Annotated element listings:
>>>>>

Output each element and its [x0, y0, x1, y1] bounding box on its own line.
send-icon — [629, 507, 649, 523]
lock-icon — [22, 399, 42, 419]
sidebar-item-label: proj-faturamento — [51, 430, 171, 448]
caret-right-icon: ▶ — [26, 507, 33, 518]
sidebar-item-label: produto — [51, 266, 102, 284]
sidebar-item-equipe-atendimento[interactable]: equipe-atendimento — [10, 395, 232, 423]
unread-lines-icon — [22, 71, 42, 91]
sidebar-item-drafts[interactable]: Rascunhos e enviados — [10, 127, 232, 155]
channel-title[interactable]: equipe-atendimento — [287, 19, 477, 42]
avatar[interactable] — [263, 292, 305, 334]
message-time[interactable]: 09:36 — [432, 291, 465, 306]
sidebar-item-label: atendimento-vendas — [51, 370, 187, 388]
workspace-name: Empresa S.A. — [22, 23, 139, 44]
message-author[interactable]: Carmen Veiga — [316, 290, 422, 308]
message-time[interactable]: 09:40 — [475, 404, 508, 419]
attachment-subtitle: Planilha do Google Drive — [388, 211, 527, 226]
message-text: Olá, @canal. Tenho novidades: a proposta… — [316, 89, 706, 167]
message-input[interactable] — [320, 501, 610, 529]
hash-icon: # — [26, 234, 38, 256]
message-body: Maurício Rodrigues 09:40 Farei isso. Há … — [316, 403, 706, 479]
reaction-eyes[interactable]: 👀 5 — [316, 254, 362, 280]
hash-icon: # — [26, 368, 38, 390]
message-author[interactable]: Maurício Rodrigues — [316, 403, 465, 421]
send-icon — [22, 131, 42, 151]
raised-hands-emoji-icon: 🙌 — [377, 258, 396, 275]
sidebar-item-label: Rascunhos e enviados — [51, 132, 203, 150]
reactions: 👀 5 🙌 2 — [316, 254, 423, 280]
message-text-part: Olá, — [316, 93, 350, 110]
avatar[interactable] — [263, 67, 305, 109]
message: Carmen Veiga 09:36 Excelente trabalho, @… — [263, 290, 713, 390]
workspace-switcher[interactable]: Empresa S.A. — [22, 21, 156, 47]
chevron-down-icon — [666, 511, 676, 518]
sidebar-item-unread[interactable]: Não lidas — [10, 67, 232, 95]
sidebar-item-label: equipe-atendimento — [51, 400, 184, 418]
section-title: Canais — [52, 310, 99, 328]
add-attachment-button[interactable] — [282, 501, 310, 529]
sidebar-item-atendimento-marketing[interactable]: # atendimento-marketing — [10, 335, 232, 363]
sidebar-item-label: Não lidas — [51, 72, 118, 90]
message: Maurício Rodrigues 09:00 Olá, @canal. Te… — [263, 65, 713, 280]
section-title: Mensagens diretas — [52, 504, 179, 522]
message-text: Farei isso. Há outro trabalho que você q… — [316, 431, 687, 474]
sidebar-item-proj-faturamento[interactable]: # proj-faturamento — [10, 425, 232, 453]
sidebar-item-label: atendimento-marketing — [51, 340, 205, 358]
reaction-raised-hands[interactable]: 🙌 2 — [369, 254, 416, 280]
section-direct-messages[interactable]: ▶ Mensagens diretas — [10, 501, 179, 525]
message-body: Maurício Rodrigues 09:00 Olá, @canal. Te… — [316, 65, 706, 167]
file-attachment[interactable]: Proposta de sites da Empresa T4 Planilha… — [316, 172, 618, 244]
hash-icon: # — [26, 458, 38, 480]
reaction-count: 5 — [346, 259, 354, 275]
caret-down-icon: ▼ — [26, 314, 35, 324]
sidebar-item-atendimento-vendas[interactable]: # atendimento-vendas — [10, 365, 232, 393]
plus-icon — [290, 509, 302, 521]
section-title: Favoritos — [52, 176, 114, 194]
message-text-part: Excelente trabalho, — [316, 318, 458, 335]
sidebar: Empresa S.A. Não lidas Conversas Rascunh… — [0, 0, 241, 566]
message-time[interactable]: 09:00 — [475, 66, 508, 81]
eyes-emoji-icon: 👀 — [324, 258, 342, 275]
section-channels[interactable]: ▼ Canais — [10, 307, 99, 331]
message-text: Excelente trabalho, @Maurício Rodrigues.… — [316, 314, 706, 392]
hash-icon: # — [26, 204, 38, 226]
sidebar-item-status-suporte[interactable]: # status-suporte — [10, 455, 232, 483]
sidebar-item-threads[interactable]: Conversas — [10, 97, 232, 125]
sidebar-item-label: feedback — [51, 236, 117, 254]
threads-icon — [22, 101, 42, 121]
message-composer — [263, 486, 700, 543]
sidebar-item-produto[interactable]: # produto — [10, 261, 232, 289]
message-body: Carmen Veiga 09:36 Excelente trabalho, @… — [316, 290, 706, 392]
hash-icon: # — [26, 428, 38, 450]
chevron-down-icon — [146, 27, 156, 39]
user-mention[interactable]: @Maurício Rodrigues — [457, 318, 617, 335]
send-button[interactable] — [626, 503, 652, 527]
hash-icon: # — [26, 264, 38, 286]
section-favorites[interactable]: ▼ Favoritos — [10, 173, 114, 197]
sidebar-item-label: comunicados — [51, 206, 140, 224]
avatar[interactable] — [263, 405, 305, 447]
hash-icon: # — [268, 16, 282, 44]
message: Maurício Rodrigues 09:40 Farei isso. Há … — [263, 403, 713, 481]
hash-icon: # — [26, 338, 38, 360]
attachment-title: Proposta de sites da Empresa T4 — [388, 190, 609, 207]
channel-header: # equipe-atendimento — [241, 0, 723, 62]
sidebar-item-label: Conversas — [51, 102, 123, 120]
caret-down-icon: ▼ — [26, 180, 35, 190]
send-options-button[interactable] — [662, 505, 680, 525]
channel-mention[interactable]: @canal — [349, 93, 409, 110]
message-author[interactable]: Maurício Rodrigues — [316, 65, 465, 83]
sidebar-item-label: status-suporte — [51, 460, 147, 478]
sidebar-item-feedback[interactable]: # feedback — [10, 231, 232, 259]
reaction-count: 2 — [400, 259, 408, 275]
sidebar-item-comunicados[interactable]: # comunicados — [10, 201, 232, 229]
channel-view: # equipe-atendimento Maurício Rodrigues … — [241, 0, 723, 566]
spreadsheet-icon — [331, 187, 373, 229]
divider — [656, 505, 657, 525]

<<<<<

■ Given task ■
How many of the lines above contain the string "send"? Case matters, and only the number should be given.

■ Exercise response ■
4